**To do:**
Every record must appear in your copy exactly as written, with no pictures.

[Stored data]
+ + +

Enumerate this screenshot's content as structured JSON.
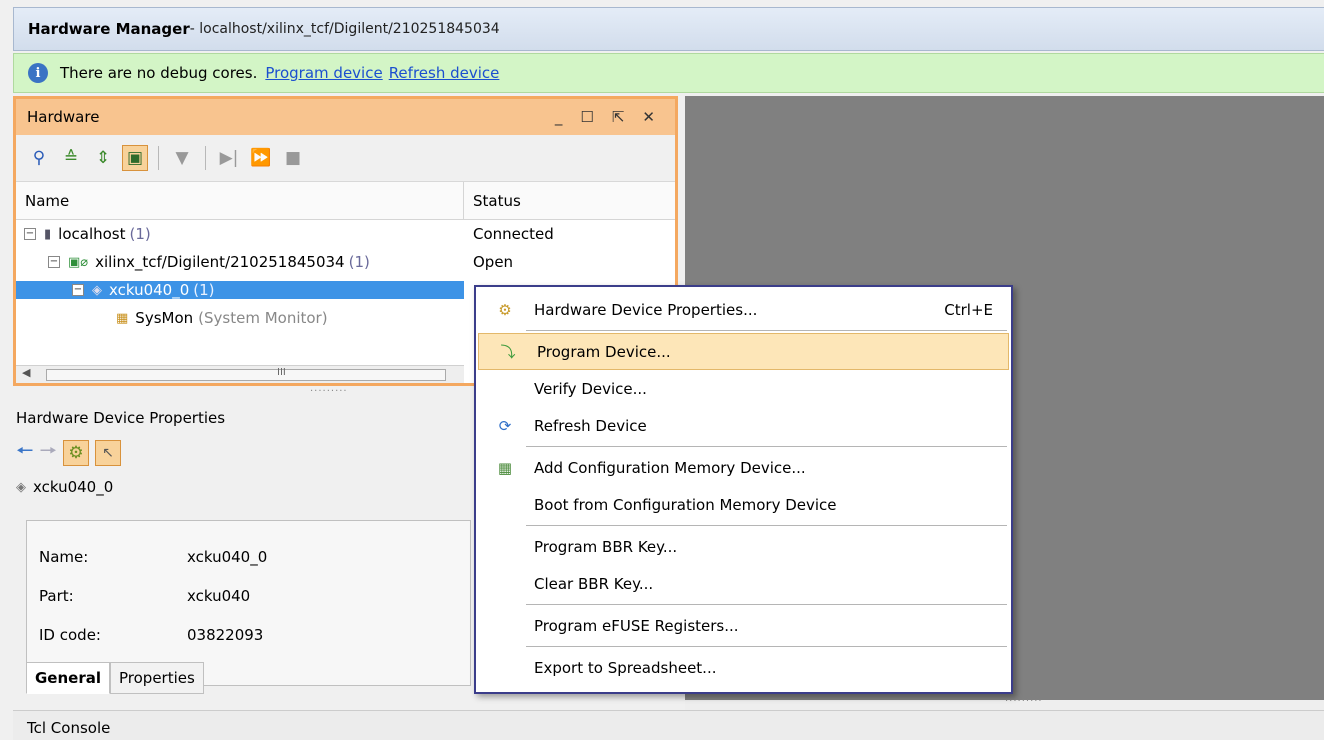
{
  "title": {
    "app": "Hardware Manager",
    "path": " - localhost/xilinx_tcf/Digilent/210251845034"
  },
  "infobar": {
    "message": "There are no debug cores.",
    "link1": "Program device",
    "link2": "Refresh device"
  },
  "hardware": {
    "title": "Hardware",
    "controls": {
      "minimize": "_",
      "maximize": "☐",
      "float": "⇱",
      "close": "✕"
    },
    "columns": {
      "name": "Name",
      "status": "Status"
    },
    "rows": [
      {
        "name": "localhost",
        "count": "(1)",
        "status": "Connected"
      },
      {
        "name": "xilinx_tcf/Digilent/210251845034",
        "count": "(1)",
        "status": "Open"
      },
      {
        "name": "xcku040_0",
        "count": "(1)",
        "status": ""
      },
      {
        "name": "SysMon",
        "extra": "(System Monitor)",
        "status": ""
      }
    ],
    "scroll_glyph": "III"
  },
  "properties": {
    "title": "Hardware Device Properties",
    "device": "xcku040_0",
    "fields": [
      {
        "key": "Name:",
        "value": "xcku040_0"
      },
      {
        "key": "Part:",
        "value": "xcku040"
      },
      {
        "key": "ID code:",
        "value": "03822093"
      }
    ],
    "tabs": {
      "general": "General",
      "properties": "Properties"
    }
  },
  "console": {
    "title": "Tcl Console"
  },
  "context_menu": {
    "items": [
      {
        "label": "Hardware Device Properties...",
        "shortcut": "Ctrl+E",
        "icon": "properties-icon"
      },
      {
        "label": "Program Device...",
        "icon": "program-icon"
      },
      {
        "label": "Verify Device..."
      },
      {
        "label": "Refresh Device",
        "icon": "refresh-icon"
      },
      {
        "label": "Add Configuration Memory Device...",
        "icon": "memory-icon"
      },
      {
        "label": "Boot from Configuration Memory Device"
      },
      {
        "label": "Program BBR Key..."
      },
      {
        "label": "Clear BBR Key..."
      },
      {
        "label": "Program eFUSE Registers..."
      },
      {
        "label": "Export to Spreadsheet..."
      }
    ]
  },
  "colors": {
    "panel_border": "#f4a860",
    "selection": "#3d93e6",
    "menu_highlight": "#fde6b8",
    "info_bg": "#d3f5c6"
  }
}
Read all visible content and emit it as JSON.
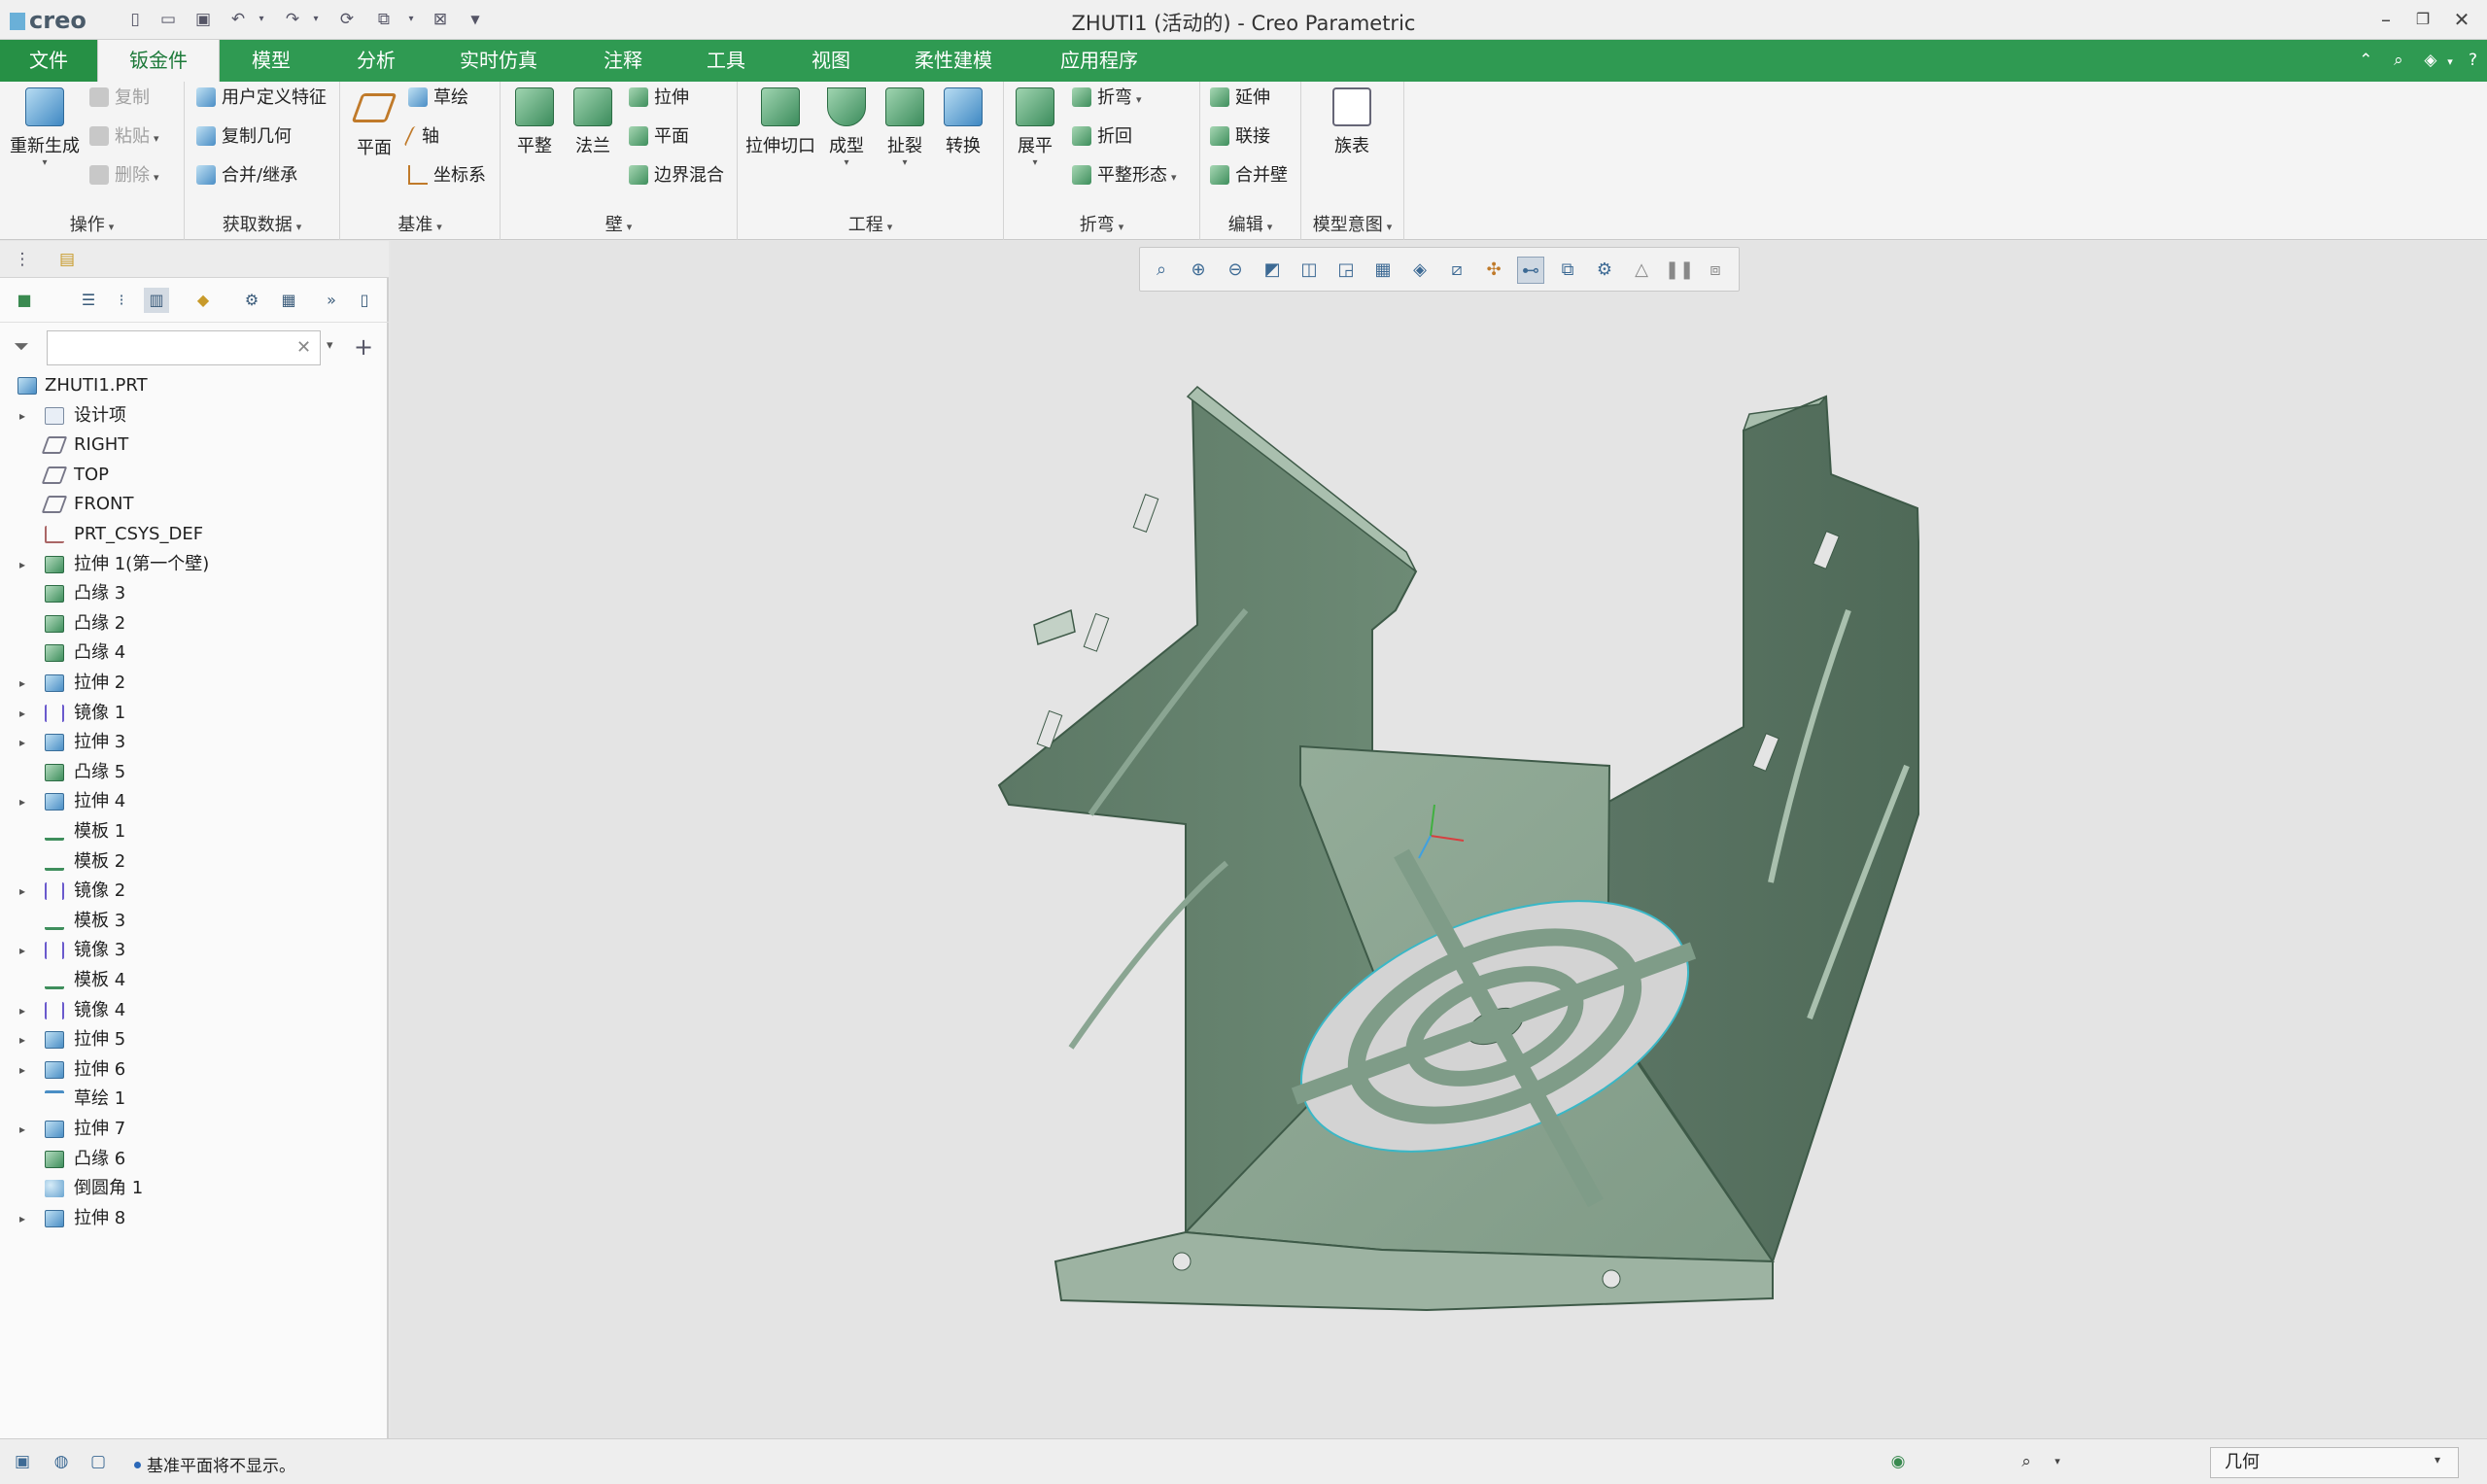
{
  "app": {
    "logo": "creo",
    "window_title": "ZHUTI1 (活动的) - Creo Parametric"
  },
  "quick_access": [
    "new-icon",
    "open-icon",
    "save-icon",
    "undo-icon",
    "redo-icon",
    "regenerate-icon",
    "window-icon",
    "close-window-icon",
    "customize-icon"
  ],
  "tabs": [
    {
      "label": "文件"
    },
    {
      "label": "钣金件"
    },
    {
      "label": "模型"
    },
    {
      "label": "分析"
    },
    {
      "label": "实时仿真"
    },
    {
      "label": "注释"
    },
    {
      "label": "工具"
    },
    {
      "label": "视图"
    },
    {
      "label": "柔性建模"
    },
    {
      "label": "应用程序"
    }
  ],
  "ribbon": {
    "groups": {
      "operations": "操作",
      "get_data": "获取数据",
      "datum": "基准",
      "wall": "壁",
      "engineering": "工程",
      "bend": "折弯",
      "edit": "编辑",
      "model_intent": "模型意图"
    },
    "buttons": {
      "regenerate": "重新生成",
      "copy": "复制",
      "paste": "粘贴",
      "delete": "删除",
      "udf": "用户定义特征",
      "copy_geom": "复制几何",
      "merge": "合并/继承",
      "plane": "平面",
      "sketch": "草绘",
      "axis": "轴",
      "csys": "坐标系",
      "flat": "平整",
      "flange": "法兰",
      "extrude": "拉伸",
      "planar": "平面",
      "boundary_blend": "边界混合",
      "extrude_cut": "拉伸切口",
      "form": "成型",
      "rip": "扯裂",
      "convert": "转换",
      "unbend": "展平",
      "bend": "折弯",
      "bend_back": "折回",
      "flatten_form": "平整形态",
      "extend": "延伸",
      "join": "联接",
      "merge_walls": "合并壁",
      "family_table": "族表"
    }
  },
  "model_tree": {
    "root": "ZHUTI1.PRT",
    "items": [
      {
        "label": "设计项",
        "icon": "design-items-icon",
        "expand": true
      },
      {
        "label": "RIGHT",
        "icon": "datum-plane-icon",
        "expand": false
      },
      {
        "label": "TOP",
        "icon": "datum-plane-icon",
        "expand": false
      },
      {
        "label": "FRONT",
        "icon": "datum-plane-icon",
        "expand": false
      },
      {
        "label": "PRT_CSYS_DEF",
        "icon": "csys-icon",
        "expand": false
      },
      {
        "label": "拉伸 1(第一个壁)",
        "icon": "first-wall-icon",
        "expand": true
      },
      {
        "label": "凸缘 3",
        "icon": "flange-icon",
        "expand": false
      },
      {
        "label": "凸缘 2",
        "icon": "flange-icon",
        "expand": false
      },
      {
        "label": "凸缘 4",
        "icon": "flange-icon",
        "expand": false
      },
      {
        "label": "拉伸 2",
        "icon": "extrude-icon",
        "expand": true
      },
      {
        "label": "镜像 1",
        "icon": "mirror-icon",
        "expand": true
      },
      {
        "label": "拉伸 3",
        "icon": "extrude-icon",
        "expand": true
      },
      {
        "label": "凸缘 5",
        "icon": "flange-icon",
        "expand": false
      },
      {
        "label": "拉伸 4",
        "icon": "extrude-icon",
        "expand": true
      },
      {
        "label": "模板 1",
        "icon": "form-icon",
        "expand": false
      },
      {
        "label": "模板 2",
        "icon": "form-icon",
        "expand": false
      },
      {
        "label": "镜像 2",
        "icon": "mirror-icon",
        "expand": true
      },
      {
        "label": "模板 3",
        "icon": "form-icon",
        "expand": false
      },
      {
        "label": "镜像 3",
        "icon": "mirror-icon",
        "expand": true
      },
      {
        "label": "模板 4",
        "icon": "form-icon",
        "expand": false
      },
      {
        "label": "镜像 4",
        "icon": "mirror-icon",
        "expand": true
      },
      {
        "label": "拉伸 5",
        "icon": "extrude-icon",
        "expand": true
      },
      {
        "label": "拉伸 6",
        "icon": "extrude-icon",
        "expand": true
      },
      {
        "label": "草绘 1",
        "icon": "sketch-icon",
        "expand": false
      },
      {
        "label": "拉伸 7",
        "icon": "extrude-icon",
        "expand": true
      },
      {
        "label": "凸缘 6",
        "icon": "flange-icon",
        "expand": false
      },
      {
        "label": "倒圆角 1",
        "icon": "round-icon",
        "expand": false
      },
      {
        "label": "拉伸 8",
        "icon": "extrude-icon",
        "expand": true
      }
    ]
  },
  "status": {
    "message": "基准平面将不显示。",
    "selection_filter": "几何"
  },
  "colors": {
    "accent_green": "#2f9a52",
    "model_fill": "#7e9b86",
    "model_edge": "#3e5a48",
    "viewport_bg": "#e4e4e4"
  }
}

+ + +

**Correct result:**
Enumerate this screenshot's content as structured JSON.
{
  "title": {
    "app": "Hardware Manager",
    "path": " - localhost/xilinx_tcf/Digilent/210251845034"
  },
  "infobar": {
    "message": "There are no debug cores.",
    "link1": "Program device",
    "link2": "Refresh device"
  },
  "hardware": {
    "title": "Hardware",
    "controls": {
      "minimize": "_",
      "maximize": "☐",
      "float": "⇱",
      "close": "✕"
    },
    "columns": {
      "name": "Name",
      "status": "Status"
    },
    "rows": [
      {
        "name": "localhost",
        "count": "(1)",
        "status": "Connected"
      },
      {
        "name": "xilinx_tcf/Digilent/210251845034",
        "count": "(1)",
        "status": "Open"
      },
      {
        "name": "xcku040_0",
        "count": "(1)",
        "status": ""
      },
      {
        "name": "SysMon",
        "extra": "(System Monitor)",
        "status": ""
      }
    ],
    "scroll_glyph": "III"
  },
  "properties": {
    "title": "Hardware Device Properties",
    "device": "xcku040_0",
    "fields": [
      {
        "key": "Name:",
        "value": "xcku040_0"
      },
      {
        "key": "Part:",
        "value": "xcku040"
      },
      {
        "key": "ID code:",
        "value": "03822093"
      }
    ],
    "tabs": {
      "general": "General",
      "properties": "Properties"
    }
  },
  "console": {
    "title": "Tcl Console"
  },
  "context_menu": {
    "items": [
      {
        "label": "Hardware Device Properties...",
        "shortcut": "Ctrl+E",
        "icon": "properties-icon"
      },
      {
        "label": "Program Device...",
        "icon": "program-icon"
      },
      {
        "label": "Verify Device..."
      },
      {
        "label": "Refresh Device",
        "icon": "refresh-icon"
      },
      {
        "label": "Add Configuration Memory Device...",
        "icon": "memory-icon"
      },
      {
        "label": "Boot from Configuration Memory Device"
      },
      {
        "label": "Program BBR Key..."
      },
      {
        "label": "Clear BBR Key..."
      },
      {
        "label": "Program eFUSE Registers..."
      },
      {
        "label": "Export to Spreadsheet..."
      }
    ]
  },
  "colors": {
    "panel_border": "#f4a860",
    "selection": "#3d93e6",
    "menu_highlight": "#fde6b8",
    "info_bg": "#d3f5c6"
  }
}
Read all visible content and emit it as JSON.
{
  "app": {
    "logo": "creo",
    "window_title": "ZHUTI1 (活动的) - Creo Parametric"
  },
  "quick_access": [
    "new-icon",
    "open-icon",
    "save-icon",
    "undo-icon",
    "redo-icon",
    "regenerate-icon",
    "window-icon",
    "close-window-icon",
    "customize-icon"
  ],
  "tabs": [
    {
      "label": "文件"
    },
    {
      "label": "钣金件"
    },
    {
      "label": "模型"
    },
    {
      "label": "分析"
    },
    {
      "label": "实时仿真"
    },
    {
      "label": "注释"
    },
    {
      "label": "工具"
    },
    {
      "label": "视图"
    },
    {
      "label": "柔性建模"
    },
    {
      "label": "应用程序"
    }
  ],
  "ribbon": {
    "groups": {
      "operations": "操作",
      "get_data": "获取数据",
      "datum": "基准",
      "wall": "壁",
      "engineering": "工程",
      "bend": "折弯",
      "edit": "编辑",
      "model_intent": "模型意图"
    },
    "buttons": {
      "regenerate": "重新生成",
      "copy": "复制",
      "paste": "粘贴",
      "delete": "删除",
      "udf": "用户定义特征",
      "copy_geom": "复制几何",
      "merge": "合并/继承",
      "plane": "平面",
      "sketch": "草绘",
      "axis": "轴",
      "csys": "坐标系",
      "flat": "平整",
      "flange": "法兰",
      "extrude": "拉伸",
      "planar": "平面",
      "boundary_blend": "边界混合",
      "extrude_cut": "拉伸切口",
      "form": "成型",
      "rip": "扯裂",
      "convert": "转换",
      "unbend": "展平",
      "bend": "折弯",
      "bend_back": "折回",
      "flatten_form": "平整形态",
      "extend": "延伸",
      "join": "联接",
      "merge_walls": "合并壁",
      "family_table": "族表"
    }
  },
  "model_tree": {
    "root": "ZHUTI1.PRT",
    "items": [
      {
        "label": "设计项",
        "icon": "design-items-icon",
        "expand": true
      },
      {
        "label": "RIGHT",
        "icon": "datum-plane-icon",
        "expand": false
      },
      {
        "label": "TOP",
        "icon": "datum-plane-icon",
        "expand": false
      },
      {
        "label": "FRONT",
        "icon": "datum-plane-icon",
        "expand": false
      },
      {
        "label": "PRT_CSYS_DEF",
        "icon": "csys-icon",
        "expand": false
      },
      {
        "label": "拉伸 1(第一个壁)",
        "icon": "first-wall-icon",
        "expand": true
      },
      {
        "label": "凸缘 3",
        "icon": "flange-icon",
        "expand": false
      },
      {
        "label": "凸缘 2",
        "icon": "flange-icon",
        "expand": false
      },
      {
        "label": "凸缘 4",
        "icon": "flange-icon",
        "expand": false
      },
      {
        "label": "拉伸 2",
        "icon": "extrude-icon",
        "expand": true
      },
      {
        "label": "镜像 1",
        "icon": "mirror-icon",
        "expand": true
      },
      {
        "label": "拉伸 3",
        "icon": "extrude-icon",
        "expand": true
      },
      {
        "label": "凸缘 5",
        "icon": "flange-icon",
        "expand": false
      },
      {
        "label": "拉伸 4",
        "icon": "extrude-icon",
        "expand": true
      },
      {
        "label": "模板 1",
        "icon": "form-icon",
        "expand": false
      },
      {
        "label": "模板 2",
        "icon": "form-icon",
        "expand": false
      },
      {
        "label": "镜像 2",
        "icon": "mirror-icon",
        "expand": true
      },
      {
        "label": "模板 3",
        "icon": "form-icon",
        "expand": false
      },
      {
        "label": "镜像 3",
        "icon": "mirror-icon",
        "expand": true
      },
      {
        "label": "模板 4",
        "icon": "form-icon",
        "expand": false
      },
      {
        "label": "镜像 4",
        "icon": "mirror-icon",
        "expand": true
      },
      {
        "label": "拉伸 5",
        "icon": "extrude-icon",
        "expand": true
      },
      {
        "label": "拉伸 6",
        "icon": "extrude-icon",
        "expand": true
      },
      {
        "label": "草绘 1",
        "icon": "sketch-icon",
        "expand": false
      },
      {
        "label": "拉伸 7",
        "icon": "extrude-icon",
        "expand": true
      },
      {
        "label": "凸缘 6",
        "icon": "flange-icon",
        "expand": false
      },
      {
        "label": "倒圆角 1",
        "icon": "round-icon",
        "expand": false
      },
      {
        "label": "拉伸 8",
        "icon": "extrude-icon",
        "expand": true
      }
    ]
  },
  "status": {
    "message": "基准平面将不显示。",
    "selection_filter": "几何"
  },
  "colors": {
    "accent_green": "#2f9a52",
    "model_fill": "#7e9b86",
    "model_edge": "#3e5a48",
    "viewport_bg": "#e4e4e4"
  }
}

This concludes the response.